Print out the entries below with no edits.

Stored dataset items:

▬▬▬▬▬▬▬▬▬▬

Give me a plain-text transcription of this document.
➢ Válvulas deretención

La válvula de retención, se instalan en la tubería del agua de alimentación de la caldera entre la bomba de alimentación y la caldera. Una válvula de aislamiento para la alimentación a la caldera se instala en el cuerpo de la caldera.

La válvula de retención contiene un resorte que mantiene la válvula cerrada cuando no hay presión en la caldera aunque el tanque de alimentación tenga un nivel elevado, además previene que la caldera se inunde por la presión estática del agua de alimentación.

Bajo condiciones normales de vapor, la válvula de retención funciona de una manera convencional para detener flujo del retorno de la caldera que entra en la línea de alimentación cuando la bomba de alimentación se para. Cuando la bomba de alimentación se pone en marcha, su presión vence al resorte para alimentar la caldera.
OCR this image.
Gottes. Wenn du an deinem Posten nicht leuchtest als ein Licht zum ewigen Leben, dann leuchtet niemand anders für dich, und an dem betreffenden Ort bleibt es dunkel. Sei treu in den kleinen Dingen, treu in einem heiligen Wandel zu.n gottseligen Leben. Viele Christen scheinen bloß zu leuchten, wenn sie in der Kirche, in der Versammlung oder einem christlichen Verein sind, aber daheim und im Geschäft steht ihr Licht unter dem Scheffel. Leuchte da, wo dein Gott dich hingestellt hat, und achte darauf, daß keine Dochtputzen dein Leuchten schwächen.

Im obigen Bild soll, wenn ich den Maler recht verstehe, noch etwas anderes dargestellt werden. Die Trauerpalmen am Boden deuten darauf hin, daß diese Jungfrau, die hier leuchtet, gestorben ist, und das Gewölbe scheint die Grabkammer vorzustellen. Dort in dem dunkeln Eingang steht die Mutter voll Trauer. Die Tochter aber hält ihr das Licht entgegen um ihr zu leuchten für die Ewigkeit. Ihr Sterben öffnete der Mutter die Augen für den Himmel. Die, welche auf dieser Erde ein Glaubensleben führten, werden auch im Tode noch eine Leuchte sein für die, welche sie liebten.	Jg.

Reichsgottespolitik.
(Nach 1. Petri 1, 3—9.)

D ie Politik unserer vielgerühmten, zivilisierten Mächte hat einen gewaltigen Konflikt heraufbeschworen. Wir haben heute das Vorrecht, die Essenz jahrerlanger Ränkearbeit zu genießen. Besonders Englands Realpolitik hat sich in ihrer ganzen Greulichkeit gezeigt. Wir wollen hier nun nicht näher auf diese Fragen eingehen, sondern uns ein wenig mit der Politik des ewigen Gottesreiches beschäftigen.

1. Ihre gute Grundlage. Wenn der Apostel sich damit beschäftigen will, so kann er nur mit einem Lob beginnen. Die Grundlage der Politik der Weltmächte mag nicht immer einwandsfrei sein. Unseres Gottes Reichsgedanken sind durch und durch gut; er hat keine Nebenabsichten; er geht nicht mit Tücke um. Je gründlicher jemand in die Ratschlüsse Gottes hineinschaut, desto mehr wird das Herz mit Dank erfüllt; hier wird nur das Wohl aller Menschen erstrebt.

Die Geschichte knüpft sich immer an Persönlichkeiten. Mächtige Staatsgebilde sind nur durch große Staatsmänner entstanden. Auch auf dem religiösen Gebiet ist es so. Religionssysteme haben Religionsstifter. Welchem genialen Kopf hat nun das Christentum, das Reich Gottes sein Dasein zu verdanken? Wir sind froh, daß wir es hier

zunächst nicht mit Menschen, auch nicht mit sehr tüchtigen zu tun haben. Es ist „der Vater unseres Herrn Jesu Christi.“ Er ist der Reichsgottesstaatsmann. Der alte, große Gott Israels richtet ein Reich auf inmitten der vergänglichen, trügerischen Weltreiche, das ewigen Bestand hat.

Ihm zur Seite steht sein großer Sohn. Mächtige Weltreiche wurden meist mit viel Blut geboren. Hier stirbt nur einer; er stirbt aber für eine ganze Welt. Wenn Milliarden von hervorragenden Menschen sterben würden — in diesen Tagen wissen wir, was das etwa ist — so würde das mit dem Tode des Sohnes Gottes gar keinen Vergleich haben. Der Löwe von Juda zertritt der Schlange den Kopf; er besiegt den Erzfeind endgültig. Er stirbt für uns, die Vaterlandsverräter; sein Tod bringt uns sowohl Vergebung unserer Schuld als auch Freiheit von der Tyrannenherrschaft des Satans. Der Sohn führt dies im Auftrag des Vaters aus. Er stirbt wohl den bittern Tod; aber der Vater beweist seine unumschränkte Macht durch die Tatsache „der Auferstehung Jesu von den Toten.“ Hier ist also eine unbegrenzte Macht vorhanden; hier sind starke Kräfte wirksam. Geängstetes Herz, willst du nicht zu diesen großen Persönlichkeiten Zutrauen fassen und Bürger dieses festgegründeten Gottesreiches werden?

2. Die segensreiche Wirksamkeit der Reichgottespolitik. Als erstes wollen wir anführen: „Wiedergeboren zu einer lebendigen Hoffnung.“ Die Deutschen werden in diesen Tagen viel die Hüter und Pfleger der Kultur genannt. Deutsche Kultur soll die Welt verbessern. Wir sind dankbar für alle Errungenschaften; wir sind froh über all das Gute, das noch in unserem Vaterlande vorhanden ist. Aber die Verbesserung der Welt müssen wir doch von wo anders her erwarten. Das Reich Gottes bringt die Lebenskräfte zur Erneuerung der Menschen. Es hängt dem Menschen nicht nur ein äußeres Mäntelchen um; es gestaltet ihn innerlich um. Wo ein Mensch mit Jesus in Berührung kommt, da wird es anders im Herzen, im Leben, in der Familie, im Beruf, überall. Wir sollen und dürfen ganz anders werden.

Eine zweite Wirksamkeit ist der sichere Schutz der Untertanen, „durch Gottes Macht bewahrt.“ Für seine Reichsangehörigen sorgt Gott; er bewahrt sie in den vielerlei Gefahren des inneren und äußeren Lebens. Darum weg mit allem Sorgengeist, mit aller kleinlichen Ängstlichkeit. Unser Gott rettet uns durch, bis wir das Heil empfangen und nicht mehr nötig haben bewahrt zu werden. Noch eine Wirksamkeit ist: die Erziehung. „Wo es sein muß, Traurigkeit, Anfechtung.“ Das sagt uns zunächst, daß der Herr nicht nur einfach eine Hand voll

▬▬▬▬▬▬▬▬▬▬

Solution to this exercise:
Give me a plain-text transcription of this document.
➢ Válvulas deretención

La válvula de retención, se instalan en la tubería del agua de alimentación de la caldera entre la bomba de alimentación y la caldera. Una válvula de aislamiento para la alimentación a la caldera se instala en el cuerpo de la caldera.

La válvula de retención contiene un resorte que mantiene la válvula cerrada cuando no hay presión en la caldera aunque el tanque de alimentación tenga un nivel elevado, además previene que la caldera se inunde por la presión estática del agua de alimentación.

Bajo condiciones normales de vapor, la válvula de retención funciona de una manera convencional para detener flujo del retorno de la caldera que entra en la línea de alimentación cuando la bomba de alimentación se para. Cuando la bomba de alimentación se pone en marcha, su presión vence al resorte para alimentar la caldera.
OCR this image.
Gottes. Wenn du an deinem Posten nicht leuchtest als ein Licht zum ewigen Leben, dann leuchtet niemand anders für dich, und an dem betreffenden Ort bleibt es dunkel. Sei treu in den kleinen Dingen, treu in einem heiligen Wandel zu.n gottseligen Leben. Viele Christen scheinen bloß zu leuchten, wenn sie in der Kirche, in der Versammlung oder einem christlichen Verein sind, aber daheim und im Geschäft steht ihr Licht unter dem Scheffel. Leuchte da, wo dein Gott dich hingestellt hat, und achte darauf, daß keine Dochtputzen dein Leuchten schwächen.

Im obigen Bild soll, wenn ich den Maler recht verstehe, noch etwas anderes dargestellt werden. Die Trauerpalmen am Boden deuten darauf hin, daß diese Jungfrau, die hier leuchtet, gestorben ist, und das Gewölbe scheint die Grabkammer vorzustellen. Dort in dem dunkeln Eingang steht die Mutter voll Trauer. Die Tochter aber hält ihr das Licht entgegen um ihr zu leuchten für die Ewigkeit. Ihr Sterben öffnete der Mutter die Augen für den Himmel. Die, welche auf dieser Erde ein Glaubensleben führten, werden auch im Tode noch eine Leuchte sein für die, welche sie liebten.	Jg.

Reichsgottespolitik.
(Nach 1. Petri 1, 3—9.)

D ie Politik unserer vielgerühmten, zivilisierten Mächte hat einen gewaltigen Konflikt heraufbeschworen. Wir haben heute das Vorrecht, die Essenz jahrerlanger Ränkearbeit zu genießen. Besonders Englands Realpolitik hat sich in ihrer ganzen Greulichkeit gezeigt. Wir wollen hier nun nicht näher auf diese Fragen eingehen, sondern uns ein wenig mit der Politik des ewigen Gottesreiches beschäftigen.

1. Ihre gute Grundlage. Wenn der Apostel sich damit beschäftigen will, so kann er nur mit einem Lob beginnen. Die Grundlage der Politik der Weltmächte mag nicht immer einwandsfrei sein. Unseres Gottes Reichsgedanken sind durch und durch gut; er hat keine Nebenabsichten; er geht nicht mit Tücke um. Je gründlicher jemand in die Ratschlüsse Gottes hineinschaut, desto mehr wird das Herz mit Dank erfüllt; hier wird nur das Wohl aller Menschen erstrebt.

Die Geschichte knüpft sich immer an Persönlichkeiten. Mächtige Staatsgebilde sind nur durch große Staatsmänner entstanden. Auch auf dem religiösen Gebiet ist es so. Religionssysteme haben Religionsstifter. Welchem genialen Kopf hat nun das Christentum, das Reich Gottes sein Dasein zu verdanken? Wir sind froh, daß wir es hier

zunächst nicht mit Menschen, auch nicht mit sehr tüchtigen zu tun haben. Es ist „der Vater unseres Herrn Jesu Christi.“ Er ist der Reichsgottesstaatsmann. Der alte, große Gott Israels richtet ein Reich auf inmitten der vergänglichen, trügerischen Weltreiche, das ewigen Bestand hat.

Ihm zur Seite steht sein großer Sohn. Mächtige Weltreiche wurden meist mit viel Blut geboren. Hier stirbt nur einer; er stirbt aber für eine ganze Welt. Wenn Milliarden von hervorragenden Menschen sterben würden — in diesen Tagen wissen wir, was das etwa ist — so würde das mit dem Tode des Sohnes Gottes gar keinen Vergleich haben. Der Löwe von Juda zertritt der Schlange den Kopf; er besiegt den Erzfeind endgültig. Er stirbt für uns, die Vaterlandsverräter; sein Tod bringt uns sowohl Vergebung unserer Schuld als auch Freiheit von der Tyrannenherrschaft des Satans. Der Sohn führt dies im Auftrag des Vaters aus. Er stirbt wohl den bittern Tod; aber der Vater beweist seine unumschränkte Macht durch die Tatsache „der Auferstehung Jesu von den Toten.“ Hier ist also eine unbegrenzte Macht vorhanden; hier sind starke Kräfte wirksam. Geängstetes Herz, willst du nicht zu diesen großen Persönlichkeiten Zutrauen fassen und Bürger dieses festgegründeten Gottesreiches werden?

2. Die segensreiche Wirksamkeit der Reichgottespolitik. Als erstes wollen wir anführen: „Wiedergeboren zu einer lebendigen Hoffnung.“ Die Deutschen werden in diesen Tagen viel die Hüter und Pfleger der Kultur genannt. Deutsche Kultur soll die Welt verbessern. Wir sind dankbar für alle Errungenschaften; wir sind froh über all das Gute, das noch in unserem Vaterlande vorhanden ist. Aber die Verbesserung der Welt müssen wir doch von wo anders her erwarten. Das Reich Gottes bringt die Lebenskräfte zur Erneuerung der Menschen. Es hängt dem Menschen nicht nur ein äußeres Mäntelchen um; es gestaltet ihn innerlich um. Wo ein Mensch mit Jesus in Berührung kommt, da wird es anders im Herzen, im Leben, in der Familie, im Beruf, überall. Wir sollen und dürfen ganz anders werden.

Eine zweite Wirksamkeit ist der sichere Schutz der Untertanen, „durch Gottes Macht bewahrt.“ Für seine Reichsangehörigen sorgt Gott; er bewahrt sie in den vielerlei Gefahren des inneren und äußeren Lebens. Darum weg mit allem Sorgengeist, mit aller kleinlichen Ängstlichkeit. Unser Gott rettet uns durch, bis wir das Heil empfangen und nicht mehr nötig haben bewahrt zu werden. Noch eine Wirksamkeit ist: die Erziehung. „Wo es sein muß, Traurigkeit, Anfechtung.“ Das sagt uns zunächst, daß der Herr nicht nur einfach eine Hand voll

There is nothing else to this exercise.